REQUEST: Leave out the pictures and repeat every record exactly.

Stored data:
============================================================

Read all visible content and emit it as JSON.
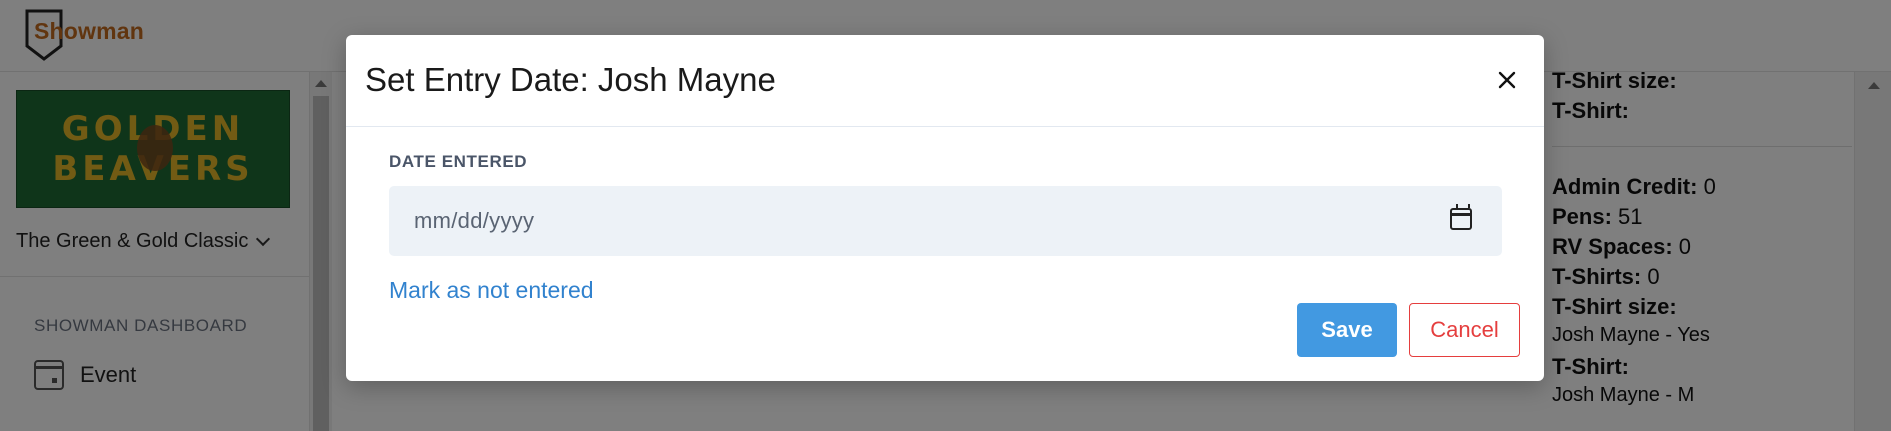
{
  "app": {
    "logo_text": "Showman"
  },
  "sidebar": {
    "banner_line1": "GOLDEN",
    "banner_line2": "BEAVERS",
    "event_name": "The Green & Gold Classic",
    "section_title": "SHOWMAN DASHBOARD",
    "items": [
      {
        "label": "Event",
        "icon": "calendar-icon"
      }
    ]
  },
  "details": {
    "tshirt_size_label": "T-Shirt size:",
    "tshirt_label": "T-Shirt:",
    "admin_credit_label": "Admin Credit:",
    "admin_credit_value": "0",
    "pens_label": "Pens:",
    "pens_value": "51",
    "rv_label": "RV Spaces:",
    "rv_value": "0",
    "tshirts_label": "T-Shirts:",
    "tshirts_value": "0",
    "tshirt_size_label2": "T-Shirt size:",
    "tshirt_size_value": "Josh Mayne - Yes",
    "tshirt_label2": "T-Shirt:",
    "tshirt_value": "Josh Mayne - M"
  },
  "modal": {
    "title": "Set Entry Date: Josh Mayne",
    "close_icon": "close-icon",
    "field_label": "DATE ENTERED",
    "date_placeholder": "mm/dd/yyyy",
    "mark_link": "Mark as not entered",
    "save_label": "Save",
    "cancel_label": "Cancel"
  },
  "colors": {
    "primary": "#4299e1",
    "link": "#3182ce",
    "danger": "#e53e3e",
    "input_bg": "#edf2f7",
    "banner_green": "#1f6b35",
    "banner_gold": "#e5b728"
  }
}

============================================================

CORRECT RESPONSE:
Read all visible content and emit it as JSON.
{
  "app": {
    "logo_text": "Showman"
  },
  "sidebar": {
    "banner_line1": "GOLDEN",
    "banner_line2": "BEAVERS",
    "event_name": "The Green & Gold Classic",
    "section_title": "SHOWMAN DASHBOARD",
    "items": [
      {
        "label": "Event",
        "icon": "calendar-icon"
      }
    ]
  },
  "details": {
    "tshirt_size_label": "T-Shirt size:",
    "tshirt_label": "T-Shirt:",
    "admin_credit_label": "Admin Credit:",
    "admin_credit_value": "0",
    "pens_label": "Pens:",
    "pens_value": "51",
    "rv_label": "RV Spaces:",
    "rv_value": "0",
    "tshirts_label": "T-Shirts:",
    "tshirts_value": "0",
    "tshirt_size_label2": "T-Shirt size:",
    "tshirt_size_value": "Josh Mayne - Yes",
    "tshirt_label2": "T-Shirt:",
    "tshirt_value": "Josh Mayne - M"
  },
  "modal": {
    "title": "Set Entry Date: Josh Mayne",
    "close_icon": "close-icon",
    "field_label": "DATE ENTERED",
    "date_placeholder": "mm/dd/yyyy",
    "mark_link": "Mark as not entered",
    "save_label": "Save",
    "cancel_label": "Cancel"
  },
  "colors": {
    "primary": "#4299e1",
    "link": "#3182ce",
    "danger": "#e53e3e",
    "input_bg": "#edf2f7",
    "banner_green": "#1f6b35",
    "banner_gold": "#e5b728"
  }
}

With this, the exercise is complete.